begin Records supplied
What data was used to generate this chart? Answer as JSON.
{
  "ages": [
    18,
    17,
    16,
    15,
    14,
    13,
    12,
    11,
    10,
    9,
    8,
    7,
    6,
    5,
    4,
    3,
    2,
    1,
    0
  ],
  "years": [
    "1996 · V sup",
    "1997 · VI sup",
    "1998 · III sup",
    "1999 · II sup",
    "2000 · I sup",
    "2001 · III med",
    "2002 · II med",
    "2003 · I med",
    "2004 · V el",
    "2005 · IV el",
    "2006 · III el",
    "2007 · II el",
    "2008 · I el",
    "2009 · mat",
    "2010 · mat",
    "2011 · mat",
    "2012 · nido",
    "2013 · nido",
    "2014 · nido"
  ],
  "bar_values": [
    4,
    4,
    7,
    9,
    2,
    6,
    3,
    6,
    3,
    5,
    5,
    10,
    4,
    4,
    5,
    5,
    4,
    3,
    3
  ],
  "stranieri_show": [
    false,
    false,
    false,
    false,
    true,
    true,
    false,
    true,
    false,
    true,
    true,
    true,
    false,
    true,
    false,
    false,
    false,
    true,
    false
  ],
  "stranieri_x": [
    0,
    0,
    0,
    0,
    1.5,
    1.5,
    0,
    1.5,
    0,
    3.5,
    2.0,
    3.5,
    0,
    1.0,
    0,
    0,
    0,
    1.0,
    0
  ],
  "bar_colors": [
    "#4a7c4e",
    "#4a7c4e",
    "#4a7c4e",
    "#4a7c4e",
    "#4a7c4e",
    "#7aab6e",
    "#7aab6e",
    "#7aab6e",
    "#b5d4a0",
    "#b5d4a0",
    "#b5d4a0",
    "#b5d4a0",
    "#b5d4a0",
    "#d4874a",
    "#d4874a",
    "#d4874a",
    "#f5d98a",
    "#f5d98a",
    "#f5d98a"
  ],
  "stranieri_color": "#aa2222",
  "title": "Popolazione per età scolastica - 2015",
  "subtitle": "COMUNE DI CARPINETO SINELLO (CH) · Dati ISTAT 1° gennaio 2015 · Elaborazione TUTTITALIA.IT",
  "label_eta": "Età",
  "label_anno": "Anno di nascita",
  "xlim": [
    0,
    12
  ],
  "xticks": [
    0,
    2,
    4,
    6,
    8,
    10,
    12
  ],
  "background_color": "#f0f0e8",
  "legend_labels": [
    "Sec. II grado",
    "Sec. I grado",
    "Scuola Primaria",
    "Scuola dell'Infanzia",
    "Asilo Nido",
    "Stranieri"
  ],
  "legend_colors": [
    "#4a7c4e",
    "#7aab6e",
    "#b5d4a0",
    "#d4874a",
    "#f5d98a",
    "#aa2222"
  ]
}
end Records supplied
Please reproduce every line of the material word for word.

**Task result:**
What data was used to generate this chart? Answer as JSON.
{
  "ages": [
    18,
    17,
    16,
    15,
    14,
    13,
    12,
    11,
    10,
    9,
    8,
    7,
    6,
    5,
    4,
    3,
    2,
    1,
    0
  ],
  "years": [
    "1996 · V sup",
    "1997 · VI sup",
    "1998 · III sup",
    "1999 · II sup",
    "2000 · I sup",
    "2001 · III med",
    "2002 · II med",
    "2003 · I med",
    "2004 · V el",
    "2005 · IV el",
    "2006 · III el",
    "2007 · II el",
    "2008 · I el",
    "2009 · mat",
    "2010 · mat",
    "2011 · mat",
    "2012 · nido",
    "2013 · nido",
    "2014 · nido"
  ],
  "bar_values": [
    4,
    4,
    7,
    9,
    2,
    6,
    3,
    6,
    3,
    5,
    5,
    10,
    4,
    4,
    5,
    5,
    4,
    3,
    3
  ],
  "stranieri_show": [
    false,
    false,
    false,
    false,
    true,
    true,
    false,
    true,
    false,
    true,
    true,
    true,
    false,
    true,
    false,
    false,
    false,
    true,
    false
  ],
  "stranieri_x": [
    0,
    0,
    0,
    0,
    1.5,
    1.5,
    0,
    1.5,
    0,
    3.5,
    2.0,
    3.5,
    0,
    1.0,
    0,
    0,
    0,
    1.0,
    0
  ],
  "bar_colors": [
    "#4a7c4e",
    "#4a7c4e",
    "#4a7c4e",
    "#4a7c4e",
    "#4a7c4e",
    "#7aab6e",
    "#7aab6e",
    "#7aab6e",
    "#b5d4a0",
    "#b5d4a0",
    "#b5d4a0",
    "#b5d4a0",
    "#b5d4a0",
    "#d4874a",
    "#d4874a",
    "#d4874a",
    "#f5d98a",
    "#f5d98a",
    "#f5d98a"
  ],
  "stranieri_color": "#aa2222",
  "title": "Popolazione per età scolastica - 2015",
  "subtitle": "COMUNE DI CARPINETO SINELLO (CH) · Dati ISTAT 1° gennaio 2015 · Elaborazione TUTTITALIA.IT",
  "label_eta": "Età",
  "label_anno": "Anno di nascita",
  "xlim": [
    0,
    12
  ],
  "xticks": [
    0,
    2,
    4,
    6,
    8,
    10,
    12
  ],
  "background_color": "#f0f0e8",
  "legend_labels": [
    "Sec. II grado",
    "Sec. I grado",
    "Scuola Primaria",
    "Scuola dell'Infanzia",
    "Asilo Nido",
    "Stranieri"
  ],
  "legend_colors": [
    "#4a7c4e",
    "#7aab6e",
    "#b5d4a0",
    "#d4874a",
    "#f5d98a",
    "#aa2222"
  ]
}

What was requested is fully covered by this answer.